[Figure record extracts]
::::::::
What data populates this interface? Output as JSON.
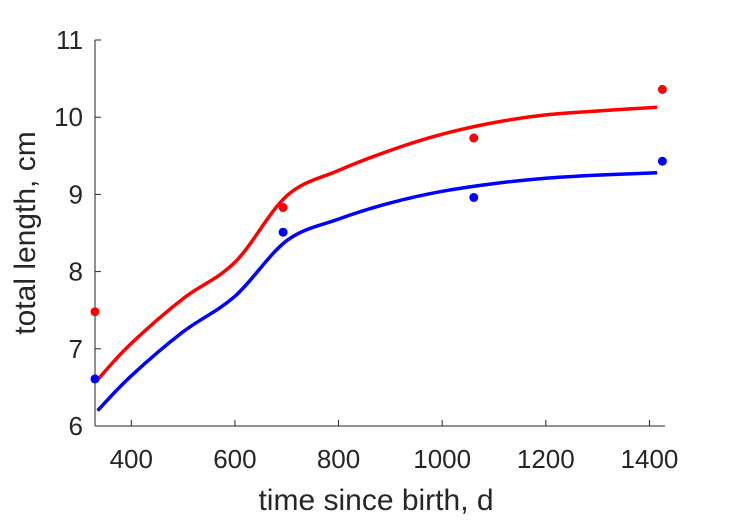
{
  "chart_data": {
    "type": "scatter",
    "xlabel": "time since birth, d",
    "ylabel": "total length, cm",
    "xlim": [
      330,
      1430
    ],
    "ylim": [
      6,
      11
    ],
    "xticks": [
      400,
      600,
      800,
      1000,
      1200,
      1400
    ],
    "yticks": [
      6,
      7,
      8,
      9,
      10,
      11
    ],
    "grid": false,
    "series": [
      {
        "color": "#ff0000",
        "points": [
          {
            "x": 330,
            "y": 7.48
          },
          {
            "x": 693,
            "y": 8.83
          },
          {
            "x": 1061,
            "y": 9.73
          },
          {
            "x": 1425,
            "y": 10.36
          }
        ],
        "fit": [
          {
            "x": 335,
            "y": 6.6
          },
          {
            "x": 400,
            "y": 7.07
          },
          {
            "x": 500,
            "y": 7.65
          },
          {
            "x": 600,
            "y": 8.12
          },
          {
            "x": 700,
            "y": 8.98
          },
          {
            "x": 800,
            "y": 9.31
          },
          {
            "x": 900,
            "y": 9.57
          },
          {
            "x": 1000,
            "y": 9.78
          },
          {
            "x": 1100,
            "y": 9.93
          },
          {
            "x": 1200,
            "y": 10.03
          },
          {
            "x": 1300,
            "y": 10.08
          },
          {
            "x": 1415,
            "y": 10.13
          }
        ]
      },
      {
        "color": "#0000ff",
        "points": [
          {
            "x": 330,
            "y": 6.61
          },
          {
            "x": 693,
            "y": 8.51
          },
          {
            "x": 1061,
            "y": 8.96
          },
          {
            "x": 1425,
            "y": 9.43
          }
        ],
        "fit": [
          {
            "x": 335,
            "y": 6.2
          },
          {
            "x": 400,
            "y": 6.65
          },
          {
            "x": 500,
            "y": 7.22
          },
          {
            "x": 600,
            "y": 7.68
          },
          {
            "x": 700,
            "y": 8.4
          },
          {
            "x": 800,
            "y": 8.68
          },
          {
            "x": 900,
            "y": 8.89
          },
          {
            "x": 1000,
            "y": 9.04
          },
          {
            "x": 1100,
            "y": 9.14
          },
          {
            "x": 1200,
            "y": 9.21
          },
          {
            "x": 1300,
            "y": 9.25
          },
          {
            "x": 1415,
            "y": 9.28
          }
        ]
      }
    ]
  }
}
::::::::
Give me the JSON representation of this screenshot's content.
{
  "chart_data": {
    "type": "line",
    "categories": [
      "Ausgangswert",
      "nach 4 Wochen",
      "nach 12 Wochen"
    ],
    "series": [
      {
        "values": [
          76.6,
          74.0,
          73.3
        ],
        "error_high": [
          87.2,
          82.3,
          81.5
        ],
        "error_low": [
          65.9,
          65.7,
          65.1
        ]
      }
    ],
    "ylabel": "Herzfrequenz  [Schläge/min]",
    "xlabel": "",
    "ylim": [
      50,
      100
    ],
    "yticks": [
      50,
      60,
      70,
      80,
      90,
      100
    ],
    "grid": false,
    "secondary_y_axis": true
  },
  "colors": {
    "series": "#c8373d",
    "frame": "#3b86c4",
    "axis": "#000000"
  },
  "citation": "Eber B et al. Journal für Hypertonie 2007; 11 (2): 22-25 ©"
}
::::::::
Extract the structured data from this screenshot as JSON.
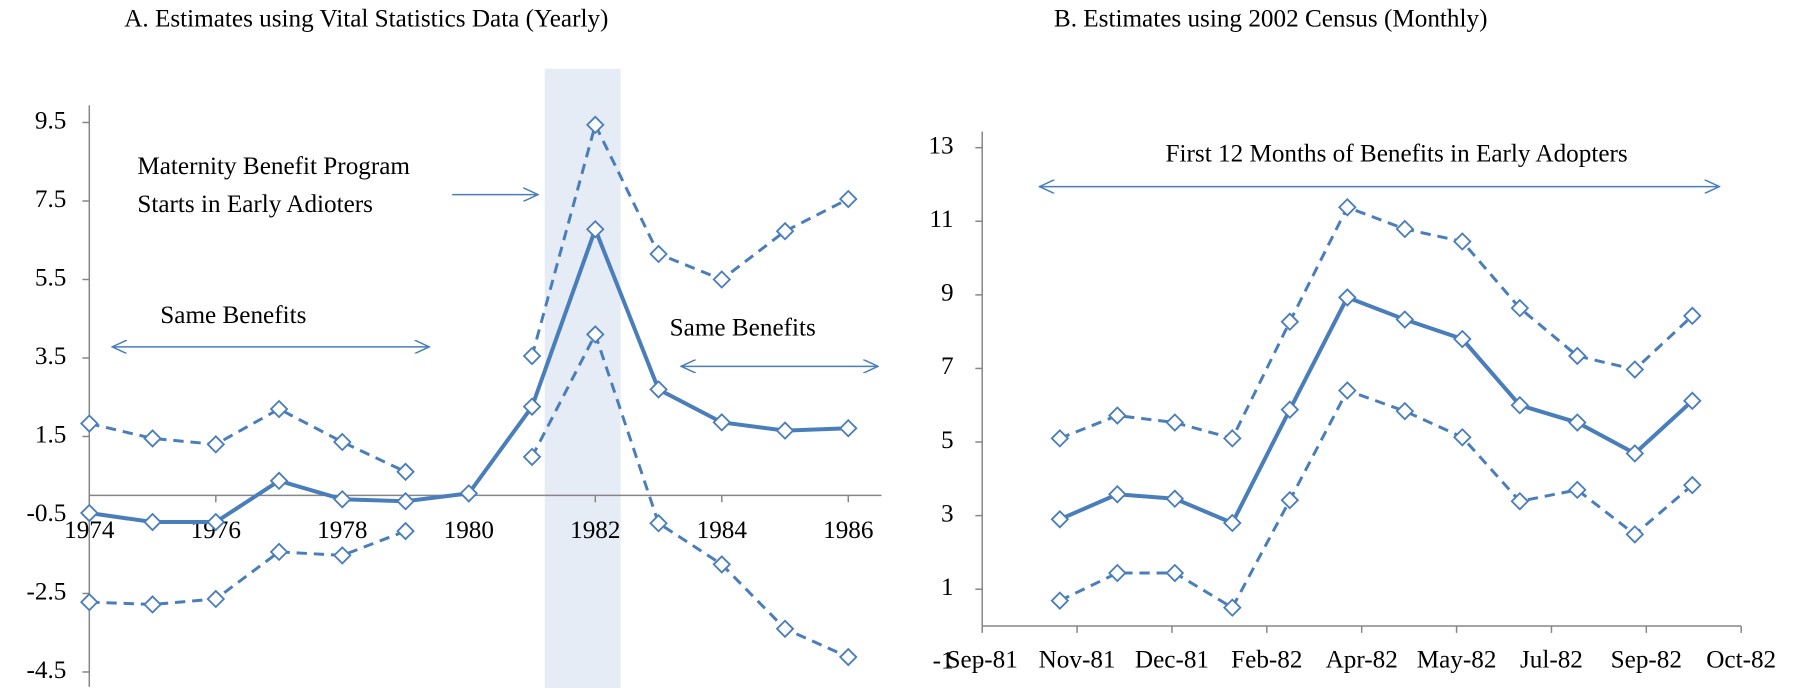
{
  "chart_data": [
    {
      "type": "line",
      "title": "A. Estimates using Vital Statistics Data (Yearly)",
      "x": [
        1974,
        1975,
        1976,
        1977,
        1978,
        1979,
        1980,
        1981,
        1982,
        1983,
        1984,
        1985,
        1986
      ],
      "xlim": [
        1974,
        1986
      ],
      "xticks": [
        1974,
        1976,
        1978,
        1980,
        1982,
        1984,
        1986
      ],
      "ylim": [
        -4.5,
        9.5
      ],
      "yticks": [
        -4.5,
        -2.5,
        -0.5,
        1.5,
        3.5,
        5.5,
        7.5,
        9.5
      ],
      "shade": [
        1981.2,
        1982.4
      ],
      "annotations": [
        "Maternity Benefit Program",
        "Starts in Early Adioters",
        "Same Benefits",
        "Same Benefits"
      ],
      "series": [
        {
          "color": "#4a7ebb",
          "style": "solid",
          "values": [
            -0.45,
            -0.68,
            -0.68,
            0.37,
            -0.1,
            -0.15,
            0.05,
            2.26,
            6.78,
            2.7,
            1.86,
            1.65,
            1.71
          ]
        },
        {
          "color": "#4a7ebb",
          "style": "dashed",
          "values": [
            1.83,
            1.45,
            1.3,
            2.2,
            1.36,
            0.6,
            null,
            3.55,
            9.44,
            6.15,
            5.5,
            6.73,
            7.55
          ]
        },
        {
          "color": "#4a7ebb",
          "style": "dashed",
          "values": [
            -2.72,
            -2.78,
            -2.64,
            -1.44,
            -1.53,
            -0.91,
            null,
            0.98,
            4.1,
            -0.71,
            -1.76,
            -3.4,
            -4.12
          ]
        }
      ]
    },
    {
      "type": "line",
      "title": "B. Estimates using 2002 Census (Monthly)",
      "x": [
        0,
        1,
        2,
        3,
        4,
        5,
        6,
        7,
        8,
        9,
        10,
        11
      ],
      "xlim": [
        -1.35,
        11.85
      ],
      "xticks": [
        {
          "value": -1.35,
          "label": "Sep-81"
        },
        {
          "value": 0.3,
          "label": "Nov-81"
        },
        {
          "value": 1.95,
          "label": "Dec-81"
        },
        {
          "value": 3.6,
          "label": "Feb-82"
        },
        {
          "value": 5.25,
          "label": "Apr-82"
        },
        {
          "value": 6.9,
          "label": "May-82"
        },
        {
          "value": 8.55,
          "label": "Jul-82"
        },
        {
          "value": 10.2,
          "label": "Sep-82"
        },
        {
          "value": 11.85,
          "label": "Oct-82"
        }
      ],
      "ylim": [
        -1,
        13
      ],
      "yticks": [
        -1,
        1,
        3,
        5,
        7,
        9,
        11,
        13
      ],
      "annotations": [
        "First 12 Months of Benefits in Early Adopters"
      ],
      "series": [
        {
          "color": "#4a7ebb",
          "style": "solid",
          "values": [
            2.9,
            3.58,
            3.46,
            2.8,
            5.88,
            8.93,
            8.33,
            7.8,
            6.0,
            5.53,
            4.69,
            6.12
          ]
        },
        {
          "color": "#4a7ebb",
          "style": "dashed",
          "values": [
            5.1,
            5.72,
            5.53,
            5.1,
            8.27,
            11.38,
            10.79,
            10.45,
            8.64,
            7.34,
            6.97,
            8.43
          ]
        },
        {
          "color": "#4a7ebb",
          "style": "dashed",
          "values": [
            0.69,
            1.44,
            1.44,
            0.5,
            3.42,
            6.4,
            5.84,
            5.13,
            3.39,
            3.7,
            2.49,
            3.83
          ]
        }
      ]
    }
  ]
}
::::::::
• Goal of the exercise: Working from the material above, state how many lines contain "this"; give only the number.

• Finished task: 3